WORK TO BE COMPLETED: Check every line below for the word "Emilytrader" and give only the number of lines where it appears.
---------------
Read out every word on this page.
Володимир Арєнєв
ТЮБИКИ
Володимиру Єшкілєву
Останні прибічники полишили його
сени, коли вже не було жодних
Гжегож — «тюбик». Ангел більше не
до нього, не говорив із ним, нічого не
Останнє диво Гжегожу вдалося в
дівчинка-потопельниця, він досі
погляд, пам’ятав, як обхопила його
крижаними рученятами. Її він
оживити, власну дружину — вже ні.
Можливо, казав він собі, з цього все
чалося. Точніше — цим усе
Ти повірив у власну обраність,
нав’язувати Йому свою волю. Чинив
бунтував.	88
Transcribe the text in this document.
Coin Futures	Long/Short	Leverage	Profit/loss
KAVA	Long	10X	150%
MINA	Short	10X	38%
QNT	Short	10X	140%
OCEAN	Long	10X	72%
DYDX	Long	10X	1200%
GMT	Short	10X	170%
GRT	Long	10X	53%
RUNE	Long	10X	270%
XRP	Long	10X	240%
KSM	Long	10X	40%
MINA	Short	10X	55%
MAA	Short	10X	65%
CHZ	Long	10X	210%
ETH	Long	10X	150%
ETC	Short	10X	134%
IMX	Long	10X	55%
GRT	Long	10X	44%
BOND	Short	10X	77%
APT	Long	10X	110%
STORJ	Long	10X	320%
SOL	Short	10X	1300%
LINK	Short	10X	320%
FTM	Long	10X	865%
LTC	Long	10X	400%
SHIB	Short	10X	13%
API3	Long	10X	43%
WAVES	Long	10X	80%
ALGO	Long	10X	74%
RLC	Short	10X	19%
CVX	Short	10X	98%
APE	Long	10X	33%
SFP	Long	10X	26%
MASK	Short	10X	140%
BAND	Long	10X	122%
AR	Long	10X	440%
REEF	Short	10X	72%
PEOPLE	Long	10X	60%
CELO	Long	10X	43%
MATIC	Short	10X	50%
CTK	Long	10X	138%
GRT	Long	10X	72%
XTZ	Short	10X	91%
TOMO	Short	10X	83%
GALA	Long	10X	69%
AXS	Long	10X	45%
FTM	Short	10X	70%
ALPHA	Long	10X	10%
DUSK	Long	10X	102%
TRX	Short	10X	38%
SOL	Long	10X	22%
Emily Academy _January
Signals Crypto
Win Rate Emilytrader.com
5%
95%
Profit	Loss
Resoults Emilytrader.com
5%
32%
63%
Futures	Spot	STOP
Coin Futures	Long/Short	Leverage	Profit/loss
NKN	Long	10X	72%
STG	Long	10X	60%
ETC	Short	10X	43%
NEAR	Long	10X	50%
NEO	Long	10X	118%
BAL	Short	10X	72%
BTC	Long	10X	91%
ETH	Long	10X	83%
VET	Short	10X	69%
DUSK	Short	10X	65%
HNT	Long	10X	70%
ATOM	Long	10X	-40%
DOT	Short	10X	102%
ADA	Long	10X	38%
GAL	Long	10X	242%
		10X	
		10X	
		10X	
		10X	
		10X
---------------
SOLUTION FOR THIS EXERCISE: 2